## Goal
Your task is to quote the material that follows, in full and exactly.

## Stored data
※ ※ ※
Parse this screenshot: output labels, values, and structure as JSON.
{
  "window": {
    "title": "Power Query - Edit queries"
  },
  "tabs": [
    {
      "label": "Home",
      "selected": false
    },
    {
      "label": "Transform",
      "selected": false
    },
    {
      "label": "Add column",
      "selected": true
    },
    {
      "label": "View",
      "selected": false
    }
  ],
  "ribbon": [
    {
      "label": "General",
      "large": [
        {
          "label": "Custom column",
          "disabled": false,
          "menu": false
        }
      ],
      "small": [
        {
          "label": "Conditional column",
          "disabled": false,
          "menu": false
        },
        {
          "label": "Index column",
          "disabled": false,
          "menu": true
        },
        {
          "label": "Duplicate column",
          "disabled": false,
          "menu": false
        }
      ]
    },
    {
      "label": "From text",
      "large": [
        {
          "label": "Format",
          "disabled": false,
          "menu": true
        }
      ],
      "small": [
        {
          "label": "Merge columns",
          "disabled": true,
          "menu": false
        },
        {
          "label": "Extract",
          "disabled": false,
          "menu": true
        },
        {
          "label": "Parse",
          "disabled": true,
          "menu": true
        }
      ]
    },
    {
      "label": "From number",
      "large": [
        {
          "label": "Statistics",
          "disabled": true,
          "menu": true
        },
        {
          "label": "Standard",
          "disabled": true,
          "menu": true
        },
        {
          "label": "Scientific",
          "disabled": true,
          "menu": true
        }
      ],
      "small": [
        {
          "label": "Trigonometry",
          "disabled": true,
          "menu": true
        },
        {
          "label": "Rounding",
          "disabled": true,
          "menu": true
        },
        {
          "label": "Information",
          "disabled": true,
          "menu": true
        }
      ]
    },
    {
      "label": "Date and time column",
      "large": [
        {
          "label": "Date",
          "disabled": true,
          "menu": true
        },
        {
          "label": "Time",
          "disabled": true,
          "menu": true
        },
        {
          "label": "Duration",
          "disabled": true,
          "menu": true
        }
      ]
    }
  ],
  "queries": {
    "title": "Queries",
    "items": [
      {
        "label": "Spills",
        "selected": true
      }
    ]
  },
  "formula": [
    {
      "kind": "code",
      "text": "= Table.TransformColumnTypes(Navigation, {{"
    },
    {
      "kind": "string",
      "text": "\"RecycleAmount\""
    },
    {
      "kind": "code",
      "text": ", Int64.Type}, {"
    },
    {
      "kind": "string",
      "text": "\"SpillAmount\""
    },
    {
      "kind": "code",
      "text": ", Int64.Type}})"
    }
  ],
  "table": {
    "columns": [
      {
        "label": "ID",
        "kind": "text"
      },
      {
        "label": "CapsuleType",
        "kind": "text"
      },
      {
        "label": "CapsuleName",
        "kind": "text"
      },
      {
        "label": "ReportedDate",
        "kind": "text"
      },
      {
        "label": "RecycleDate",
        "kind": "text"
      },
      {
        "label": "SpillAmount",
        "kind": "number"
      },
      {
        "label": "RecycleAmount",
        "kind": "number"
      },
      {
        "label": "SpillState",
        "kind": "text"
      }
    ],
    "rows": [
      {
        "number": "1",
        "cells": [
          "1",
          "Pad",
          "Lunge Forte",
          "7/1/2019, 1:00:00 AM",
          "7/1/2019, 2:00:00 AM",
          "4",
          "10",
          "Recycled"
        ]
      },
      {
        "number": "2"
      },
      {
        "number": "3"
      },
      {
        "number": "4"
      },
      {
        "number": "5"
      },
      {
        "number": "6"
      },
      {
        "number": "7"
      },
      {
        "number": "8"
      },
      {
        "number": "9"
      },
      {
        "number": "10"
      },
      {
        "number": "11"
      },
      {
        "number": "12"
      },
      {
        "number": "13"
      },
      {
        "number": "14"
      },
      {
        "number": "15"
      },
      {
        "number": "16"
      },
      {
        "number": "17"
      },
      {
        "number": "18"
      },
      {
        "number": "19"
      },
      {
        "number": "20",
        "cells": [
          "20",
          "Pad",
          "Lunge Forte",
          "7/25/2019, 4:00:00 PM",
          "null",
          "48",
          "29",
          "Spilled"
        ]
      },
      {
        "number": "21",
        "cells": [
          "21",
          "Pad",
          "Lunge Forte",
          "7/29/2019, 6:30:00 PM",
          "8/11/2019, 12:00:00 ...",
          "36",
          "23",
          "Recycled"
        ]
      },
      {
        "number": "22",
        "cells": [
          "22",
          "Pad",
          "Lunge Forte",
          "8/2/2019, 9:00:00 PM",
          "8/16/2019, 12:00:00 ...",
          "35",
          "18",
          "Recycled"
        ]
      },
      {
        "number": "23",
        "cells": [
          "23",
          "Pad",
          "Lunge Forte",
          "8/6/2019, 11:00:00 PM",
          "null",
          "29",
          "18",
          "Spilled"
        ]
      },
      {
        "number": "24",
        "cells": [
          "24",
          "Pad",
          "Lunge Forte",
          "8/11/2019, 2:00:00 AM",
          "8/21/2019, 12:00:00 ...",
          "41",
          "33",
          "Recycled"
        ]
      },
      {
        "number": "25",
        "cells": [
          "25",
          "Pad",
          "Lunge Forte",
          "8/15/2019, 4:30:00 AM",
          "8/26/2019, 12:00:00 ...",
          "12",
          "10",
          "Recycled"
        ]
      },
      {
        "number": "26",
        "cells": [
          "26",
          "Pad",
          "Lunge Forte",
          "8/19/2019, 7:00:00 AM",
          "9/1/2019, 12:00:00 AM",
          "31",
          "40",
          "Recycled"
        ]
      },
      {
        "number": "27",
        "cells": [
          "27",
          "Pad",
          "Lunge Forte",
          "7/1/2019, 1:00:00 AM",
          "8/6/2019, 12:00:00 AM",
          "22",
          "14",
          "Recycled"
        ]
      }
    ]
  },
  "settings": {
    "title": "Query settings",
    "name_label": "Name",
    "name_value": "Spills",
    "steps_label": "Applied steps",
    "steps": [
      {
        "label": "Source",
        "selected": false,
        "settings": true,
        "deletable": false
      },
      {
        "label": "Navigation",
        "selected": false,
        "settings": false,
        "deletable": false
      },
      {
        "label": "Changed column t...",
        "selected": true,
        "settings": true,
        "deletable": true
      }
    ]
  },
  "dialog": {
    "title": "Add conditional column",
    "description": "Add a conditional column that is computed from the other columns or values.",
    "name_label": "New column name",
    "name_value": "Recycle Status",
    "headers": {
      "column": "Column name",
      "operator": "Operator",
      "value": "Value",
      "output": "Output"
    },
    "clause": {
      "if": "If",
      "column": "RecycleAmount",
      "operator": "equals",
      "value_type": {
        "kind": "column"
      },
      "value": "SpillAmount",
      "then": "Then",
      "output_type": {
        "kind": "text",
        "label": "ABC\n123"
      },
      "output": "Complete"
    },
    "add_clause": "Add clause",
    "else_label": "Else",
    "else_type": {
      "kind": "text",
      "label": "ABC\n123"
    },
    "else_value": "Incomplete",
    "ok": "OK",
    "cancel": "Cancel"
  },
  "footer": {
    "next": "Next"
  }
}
※ ※ ※
## Correct result
Parse this screenshot: output labels, values, and structure as JSON.
{
  "window": {
    "title": "Power Query - Edit queries"
  },
  "tabs": [
    {
      "label": "Home",
      "selected": false
    },
    {
      "label": "Transform",
      "selected": false
    },
    {
      "label": "Add column",
      "selected": true
    },
    {
      "label": "View",
      "selected": false
    }
  ],
  "ribbon": [
    {
      "label": "General",
      "large": [
        {
          "label": "Custom column",
          "disabled": false,
          "menu": false
        }
      ],
      "small": [
        {
          "label": "Conditional column",
          "disabled": false,
          "menu": false
        },
        {
          "label": "Index column",
          "disabled": false,
          "menu": true
        },
        {
          "label": "Duplicate column",
          "disabled": false,
          "menu": false
        }
      ]
    },
    {
      "label": "From text",
      "large": [
        {
          "label": "Format",
          "disabled": false,
          "menu": true
        }
      ],
      "small": [
        {
          "label": "Merge columns",
          "disabled": true,
          "menu": false
        },
        {
          "label": "Extract",
          "disabled": false,
          "menu": true
        },
        {
          "label": "Parse",
          "disabled": true,
          "menu": true
        }
      ]
    },
    {
      "label": "From number",
      "large": [
        {
          "label": "Statistics",
          "disabled": true,
          "menu": true
        },
        {
          "label": "Standard",
          "disabled": true,
          "menu": true
        },
        {
          "label": "Scientific",
          "disabled": true,
          "menu": true
        }
      ],
      "small": [
        {
          "label": "Trigonometry",
          "disabled": true,
          "menu": true
        },
        {
          "label": "Rounding",
          "disabled": true,
          "menu": true
        },
        {
          "label": "Information",
          "disabled": true,
          "menu": true
        }
      ]
    },
    {
      "label": "Date and time column",
      "large": [
        {
          "label": "Date",
          "disabled": true,
          "menu": true
        },
        {
          "label": "Time",
          "disabled": true,
          "menu": true
        },
        {
          "label": "Duration",
          "disabled": true,
          "menu": true
        }
      ]
    }
  ],
  "queries": {
    "title": "Queries",
    "items": [
      {
        "label": "Spills",
        "selected": true
      }
    ]
  },
  "formula": [
    {
      "kind": "code",
      "text": "= Table.TransformColumnTypes(Navigation, {{"
    },
    {
      "kind": "string",
      "text": "\"RecycleAmount\""
    },
    {
      "kind": "code",
      "text": ", Int64.Type}, {"
    },
    {
      "kind": "string",
      "text": "\"SpillAmount\""
    },
    {
      "kind": "code",
      "text": ", Int64.Type}})"
    }
  ],
  "table": {
    "columns": [
      {
        "label": "ID",
        "kind": "text"
      },
      {
        "label": "CapsuleType",
        "kind": "text"
      },
      {
        "label": "CapsuleName",
        "kind": "text"
      },
      {
        "label": "ReportedDate",
        "kind": "text"
      },
      {
        "label": "RecycleDate",
        "kind": "text"
      },
      {
        "label": "SpillAmount",
        "kind": "number"
      },
      {
        "label": "RecycleAmount",
        "kind": "number"
      },
      {
        "label": "SpillState",
        "kind": "text"
      }
    ],
    "rows": [
      {
        "number": "1",
        "cells": [
          "1",
          "Pad",
          "Lunge Forte",
          "7/1/2019, 1:00:00 AM",
          "7/1/2019, 2:00:00 AM",
          "4",
          "10",
          "Recycled"
        ]
      },
      {
        "number": "2"
      },
      {
        "number": "3"
      },
      {
        "number": "4"
      },
      {
        "number": "5"
      },
      {
        "number": "6"
      },
      {
        "number": "7"
      },
      {
        "number": "8"
      },
      {
        "number": "9"
      },
      {
        "number": "10"
      },
      {
        "number": "11"
      },
      {
        "number": "12"
      },
      {
        "number": "13"
      },
      {
        "number": "14"
      },
      {
        "number": "15"
      },
      {
        "number": "16"
      },
      {
        "number": "17"
      },
      {
        "number": "18"
      },
      {
        "number": "19"
      },
      {
        "number": "20",
        "cells": [
          "20",
          "Pad",
          "Lunge Forte",
          "7/25/2019, 4:00:00 PM",
          "null",
          "48",
          "29",
          "Spilled"
        ]
      },
      {
        "number": "21",
        "cells": [
          "21",
          "Pad",
          "Lunge Forte",
          "7/29/2019, 6:30:00 PM",
          "8/11/2019, 12:00:00 ...",
          "36",
          "23",
          "Recycled"
        ]
      },
      {
        "number": "22",
        "cells": [
          "22",
          "Pad",
          "Lunge Forte",
          "8/2/2019, 9:00:00 PM",
          "8/16/2019, 12:00:00 ...",
          "35",
          "18",
          "Recycled"
        ]
      },
      {
        "number": "23",
        "cells": [
          "23",
          "Pad",
          "Lunge Forte",
          "8/6/2019, 11:00:00 PM",
          "null",
          "29",
          "18",
          "Spilled"
        ]
      },
      {
        "number": "24",
        "cells": [
          "24",
          "Pad",
          "Lunge Forte",
          "8/11/2019, 2:00:00 AM",
          "8/21/2019, 12:00:00 ...",
          "41",
          "33",
          "Recycled"
        ]
      },
      {
        "number": "25",
        "cells": [
          "25",
          "Pad",
          "Lunge Forte",
          "8/15/2019, 4:30:00 AM",
          "8/26/2019, 12:00:00 ...",
          "12",
          "10",
          "Recycled"
        ]
      },
      {
        "number": "26",
        "cells": [
          "26",
          "Pad",
          "Lunge Forte",
          "8/19/2019, 7:00:00 AM",
          "9/1/2019, 12:00:00 AM",
          "31",
          "40",
          "Recycled"
        ]
      },
      {
        "number": "27",
        "cells": [
          "27",
          "Pad",
          "Lunge Forte",
          "7/1/2019, 1:00:00 AM",
          "8/6/2019, 12:00:00 AM",
          "22",
          "14",
          "Recycled"
        ]
      }
    ]
  },
  "settings": {
    "title": "Query settings",
    "name_label": "Name",
    "name_value": "Spills",
    "steps_label": "Applied steps",
    "steps": [
      {
        "label": "Source",
        "selected": false,
        "settings": true,
        "deletable": false
      },
      {
        "label": "Navigation",
        "selected": false,
        "settings": false,
        "deletable": false
      },
      {
        "label": "Changed column t...",
        "selected": true,
        "settings": true,
        "deletable": true
      }
    ]
  },
  "dialog": {
    "title": "Add conditional column",
    "description": "Add a conditional column that is computed from the other columns or values.",
    "name_label": "New column name",
    "name_value": "Recycle Status",
    "headers": {
      "column": "Column name",
      "operator": "Operator",
      "value": "Value",
      "output": "Output"
    },
    "clause": {
      "if": "If",
      "column": "RecycleAmount",
      "operator": "equals",
      "value_type": {
        "kind": "column"
      },
      "value": "SpillAmount",
      "then": "Then",
      "output_type": {
        "kind": "text",
        "label": "ABC\n123"
      },
      "output": "Complete"
    },
    "add_clause": "Add clause",
    "else_label": "Else",
    "else_type": {
      "kind": "text",
      "label": "ABC\n123"
    },
    "else_value": "Incomplete",
    "ok": "OK",
    "cancel": "Cancel"
  },
  "footer": {
    "next": "Next"
  }
}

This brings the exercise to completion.